:: Task details ::
Search the material for the string "nine", then return every line where it is found.

━━━━━━━━━━━━━━━━━━━━

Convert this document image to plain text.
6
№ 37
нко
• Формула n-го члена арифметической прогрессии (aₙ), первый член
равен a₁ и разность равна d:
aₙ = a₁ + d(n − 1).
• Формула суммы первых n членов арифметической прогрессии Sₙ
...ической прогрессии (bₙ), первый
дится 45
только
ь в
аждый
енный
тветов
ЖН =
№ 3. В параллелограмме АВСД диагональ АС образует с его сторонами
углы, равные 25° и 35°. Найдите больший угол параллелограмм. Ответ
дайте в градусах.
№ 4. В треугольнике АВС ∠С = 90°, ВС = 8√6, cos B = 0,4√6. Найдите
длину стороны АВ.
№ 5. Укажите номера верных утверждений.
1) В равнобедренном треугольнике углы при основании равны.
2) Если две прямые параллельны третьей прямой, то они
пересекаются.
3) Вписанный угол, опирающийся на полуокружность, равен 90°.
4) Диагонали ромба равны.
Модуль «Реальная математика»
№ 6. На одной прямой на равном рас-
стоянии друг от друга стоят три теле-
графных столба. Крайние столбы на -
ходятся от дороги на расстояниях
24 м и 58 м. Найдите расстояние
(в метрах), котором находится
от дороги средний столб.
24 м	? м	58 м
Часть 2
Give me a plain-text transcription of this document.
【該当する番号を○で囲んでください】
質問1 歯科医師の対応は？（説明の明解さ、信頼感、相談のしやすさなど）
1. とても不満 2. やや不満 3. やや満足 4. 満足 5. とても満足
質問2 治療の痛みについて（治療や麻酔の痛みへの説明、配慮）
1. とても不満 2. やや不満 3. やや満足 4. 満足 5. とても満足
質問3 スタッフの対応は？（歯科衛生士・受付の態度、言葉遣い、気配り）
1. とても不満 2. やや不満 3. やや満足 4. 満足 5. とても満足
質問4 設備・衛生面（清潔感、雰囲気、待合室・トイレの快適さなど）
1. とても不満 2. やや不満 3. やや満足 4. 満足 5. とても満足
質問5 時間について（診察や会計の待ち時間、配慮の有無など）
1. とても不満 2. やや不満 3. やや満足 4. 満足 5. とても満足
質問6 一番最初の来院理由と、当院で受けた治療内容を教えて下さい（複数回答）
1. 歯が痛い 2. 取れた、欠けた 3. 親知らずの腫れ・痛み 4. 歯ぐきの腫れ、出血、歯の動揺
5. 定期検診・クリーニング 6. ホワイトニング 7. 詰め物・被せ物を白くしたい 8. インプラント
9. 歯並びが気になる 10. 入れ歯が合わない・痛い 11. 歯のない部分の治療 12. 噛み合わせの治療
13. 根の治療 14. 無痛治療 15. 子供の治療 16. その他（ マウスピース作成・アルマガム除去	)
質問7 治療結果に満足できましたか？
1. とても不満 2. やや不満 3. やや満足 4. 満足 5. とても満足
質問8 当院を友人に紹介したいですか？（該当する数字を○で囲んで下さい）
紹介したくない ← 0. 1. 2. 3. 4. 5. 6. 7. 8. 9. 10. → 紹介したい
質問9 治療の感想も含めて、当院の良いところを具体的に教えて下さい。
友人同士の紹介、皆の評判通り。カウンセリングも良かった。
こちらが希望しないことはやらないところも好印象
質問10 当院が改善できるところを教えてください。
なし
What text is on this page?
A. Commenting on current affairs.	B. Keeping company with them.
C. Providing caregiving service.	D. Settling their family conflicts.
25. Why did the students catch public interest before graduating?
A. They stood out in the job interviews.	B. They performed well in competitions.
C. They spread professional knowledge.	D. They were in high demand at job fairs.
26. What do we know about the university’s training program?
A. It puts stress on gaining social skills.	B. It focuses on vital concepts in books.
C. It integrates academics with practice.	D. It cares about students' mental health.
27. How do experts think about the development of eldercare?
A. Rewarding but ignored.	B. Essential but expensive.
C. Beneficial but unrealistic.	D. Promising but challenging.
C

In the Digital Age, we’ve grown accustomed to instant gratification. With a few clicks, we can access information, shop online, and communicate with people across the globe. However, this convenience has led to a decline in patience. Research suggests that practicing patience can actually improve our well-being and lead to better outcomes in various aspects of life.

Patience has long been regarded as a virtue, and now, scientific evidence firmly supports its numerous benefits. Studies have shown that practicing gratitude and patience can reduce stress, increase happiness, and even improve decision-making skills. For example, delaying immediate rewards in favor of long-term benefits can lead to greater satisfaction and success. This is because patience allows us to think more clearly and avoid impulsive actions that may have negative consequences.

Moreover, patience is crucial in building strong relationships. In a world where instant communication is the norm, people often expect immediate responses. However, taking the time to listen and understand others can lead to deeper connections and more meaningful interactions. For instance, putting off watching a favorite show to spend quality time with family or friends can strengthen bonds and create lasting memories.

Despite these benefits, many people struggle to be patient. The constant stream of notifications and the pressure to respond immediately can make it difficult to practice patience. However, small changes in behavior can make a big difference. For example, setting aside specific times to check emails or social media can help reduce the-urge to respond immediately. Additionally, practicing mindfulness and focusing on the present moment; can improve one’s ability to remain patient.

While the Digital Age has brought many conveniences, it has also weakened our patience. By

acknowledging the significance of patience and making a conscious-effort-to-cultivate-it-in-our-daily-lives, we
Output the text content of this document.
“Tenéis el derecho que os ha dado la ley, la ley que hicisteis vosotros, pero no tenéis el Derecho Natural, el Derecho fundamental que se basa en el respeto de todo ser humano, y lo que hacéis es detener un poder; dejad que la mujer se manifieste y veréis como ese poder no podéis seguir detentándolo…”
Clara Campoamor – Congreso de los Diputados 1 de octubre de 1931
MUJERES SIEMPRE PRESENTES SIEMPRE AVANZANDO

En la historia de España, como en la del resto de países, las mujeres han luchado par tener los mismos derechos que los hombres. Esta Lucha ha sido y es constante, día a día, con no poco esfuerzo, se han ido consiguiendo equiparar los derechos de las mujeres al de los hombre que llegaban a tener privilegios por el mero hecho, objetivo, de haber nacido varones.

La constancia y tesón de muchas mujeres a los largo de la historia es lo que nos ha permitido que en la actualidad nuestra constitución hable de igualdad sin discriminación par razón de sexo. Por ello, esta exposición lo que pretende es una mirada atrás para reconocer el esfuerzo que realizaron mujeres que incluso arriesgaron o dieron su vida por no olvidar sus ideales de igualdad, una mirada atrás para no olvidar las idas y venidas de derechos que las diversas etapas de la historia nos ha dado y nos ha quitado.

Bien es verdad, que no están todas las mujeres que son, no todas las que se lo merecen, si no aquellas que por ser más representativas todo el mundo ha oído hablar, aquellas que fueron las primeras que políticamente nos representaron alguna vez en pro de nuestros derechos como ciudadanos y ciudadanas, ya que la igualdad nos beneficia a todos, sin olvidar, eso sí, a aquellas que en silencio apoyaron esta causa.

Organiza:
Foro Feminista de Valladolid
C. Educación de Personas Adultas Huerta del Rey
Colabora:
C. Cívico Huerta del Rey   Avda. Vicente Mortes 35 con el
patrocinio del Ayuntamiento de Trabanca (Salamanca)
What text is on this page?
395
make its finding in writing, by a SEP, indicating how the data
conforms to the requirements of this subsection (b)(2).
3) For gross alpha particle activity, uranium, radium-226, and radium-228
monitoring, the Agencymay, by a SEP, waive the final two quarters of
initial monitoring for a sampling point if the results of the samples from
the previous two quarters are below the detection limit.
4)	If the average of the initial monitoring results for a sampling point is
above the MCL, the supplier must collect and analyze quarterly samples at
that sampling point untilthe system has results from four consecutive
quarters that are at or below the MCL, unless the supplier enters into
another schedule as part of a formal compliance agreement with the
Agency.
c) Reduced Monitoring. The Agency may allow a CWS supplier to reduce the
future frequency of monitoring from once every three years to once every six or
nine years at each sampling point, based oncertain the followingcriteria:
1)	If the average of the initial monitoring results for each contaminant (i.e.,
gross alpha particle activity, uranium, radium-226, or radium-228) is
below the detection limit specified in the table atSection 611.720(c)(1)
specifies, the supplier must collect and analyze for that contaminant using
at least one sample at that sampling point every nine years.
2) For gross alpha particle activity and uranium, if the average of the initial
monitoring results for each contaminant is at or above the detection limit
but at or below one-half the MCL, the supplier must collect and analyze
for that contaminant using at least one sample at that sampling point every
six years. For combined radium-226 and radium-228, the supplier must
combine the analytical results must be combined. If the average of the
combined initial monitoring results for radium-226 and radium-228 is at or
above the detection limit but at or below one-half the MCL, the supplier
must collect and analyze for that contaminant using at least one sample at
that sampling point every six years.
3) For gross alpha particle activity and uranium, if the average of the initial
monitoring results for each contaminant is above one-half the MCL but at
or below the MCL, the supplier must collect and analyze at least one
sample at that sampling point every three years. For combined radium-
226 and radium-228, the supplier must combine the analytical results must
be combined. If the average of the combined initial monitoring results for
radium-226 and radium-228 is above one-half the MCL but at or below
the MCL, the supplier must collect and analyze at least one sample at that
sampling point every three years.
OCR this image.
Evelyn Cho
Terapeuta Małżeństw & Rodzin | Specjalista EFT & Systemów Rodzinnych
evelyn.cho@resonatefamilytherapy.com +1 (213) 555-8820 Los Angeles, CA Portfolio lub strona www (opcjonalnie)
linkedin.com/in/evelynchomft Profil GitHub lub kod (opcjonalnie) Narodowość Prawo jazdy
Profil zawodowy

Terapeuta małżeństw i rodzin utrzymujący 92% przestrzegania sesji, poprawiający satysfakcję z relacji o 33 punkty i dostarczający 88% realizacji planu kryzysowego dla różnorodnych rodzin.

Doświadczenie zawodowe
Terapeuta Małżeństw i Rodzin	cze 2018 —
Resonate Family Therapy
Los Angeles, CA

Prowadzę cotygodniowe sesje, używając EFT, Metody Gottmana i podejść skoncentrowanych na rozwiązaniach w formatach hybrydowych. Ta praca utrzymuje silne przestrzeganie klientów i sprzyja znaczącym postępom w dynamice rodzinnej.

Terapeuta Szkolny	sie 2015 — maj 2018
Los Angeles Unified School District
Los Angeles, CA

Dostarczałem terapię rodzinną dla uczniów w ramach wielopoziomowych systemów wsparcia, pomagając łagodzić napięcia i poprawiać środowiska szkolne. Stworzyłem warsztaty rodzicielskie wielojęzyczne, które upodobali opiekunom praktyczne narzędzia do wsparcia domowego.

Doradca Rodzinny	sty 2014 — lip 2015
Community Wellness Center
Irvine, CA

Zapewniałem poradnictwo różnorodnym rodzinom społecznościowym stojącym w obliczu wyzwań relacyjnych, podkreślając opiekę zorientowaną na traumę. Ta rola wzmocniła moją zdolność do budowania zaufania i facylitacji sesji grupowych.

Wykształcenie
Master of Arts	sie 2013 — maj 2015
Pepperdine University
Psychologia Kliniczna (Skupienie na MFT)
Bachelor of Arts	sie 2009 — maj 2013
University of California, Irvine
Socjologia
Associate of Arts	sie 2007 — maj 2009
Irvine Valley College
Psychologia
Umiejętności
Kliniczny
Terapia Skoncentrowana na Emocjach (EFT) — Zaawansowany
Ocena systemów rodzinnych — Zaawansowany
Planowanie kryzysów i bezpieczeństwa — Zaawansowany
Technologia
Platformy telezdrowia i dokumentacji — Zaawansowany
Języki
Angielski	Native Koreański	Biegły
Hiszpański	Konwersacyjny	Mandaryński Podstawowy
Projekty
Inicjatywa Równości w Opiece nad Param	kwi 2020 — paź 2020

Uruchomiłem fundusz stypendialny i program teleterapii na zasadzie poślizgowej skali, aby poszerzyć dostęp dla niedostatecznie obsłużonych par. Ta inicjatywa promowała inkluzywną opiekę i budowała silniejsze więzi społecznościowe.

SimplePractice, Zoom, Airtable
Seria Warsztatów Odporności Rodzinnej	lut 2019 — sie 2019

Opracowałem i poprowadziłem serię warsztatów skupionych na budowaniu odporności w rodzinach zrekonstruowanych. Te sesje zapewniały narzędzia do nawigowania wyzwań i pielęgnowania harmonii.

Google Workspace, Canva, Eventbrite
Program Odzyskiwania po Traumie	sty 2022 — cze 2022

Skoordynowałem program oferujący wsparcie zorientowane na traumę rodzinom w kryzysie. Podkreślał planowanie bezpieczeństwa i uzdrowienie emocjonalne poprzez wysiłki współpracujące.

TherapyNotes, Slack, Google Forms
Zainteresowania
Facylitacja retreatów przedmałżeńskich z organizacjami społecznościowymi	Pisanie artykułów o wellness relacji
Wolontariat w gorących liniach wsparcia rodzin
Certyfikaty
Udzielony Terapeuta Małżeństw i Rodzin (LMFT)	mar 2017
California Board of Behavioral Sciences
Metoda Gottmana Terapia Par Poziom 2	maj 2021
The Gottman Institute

━━━━━━━━━━━━━━━━━━━━

:: Solution for this problem ::
nine years at each sampling point, based oncertain the followingcriteria:
at least one sample at that sampling point every nine years.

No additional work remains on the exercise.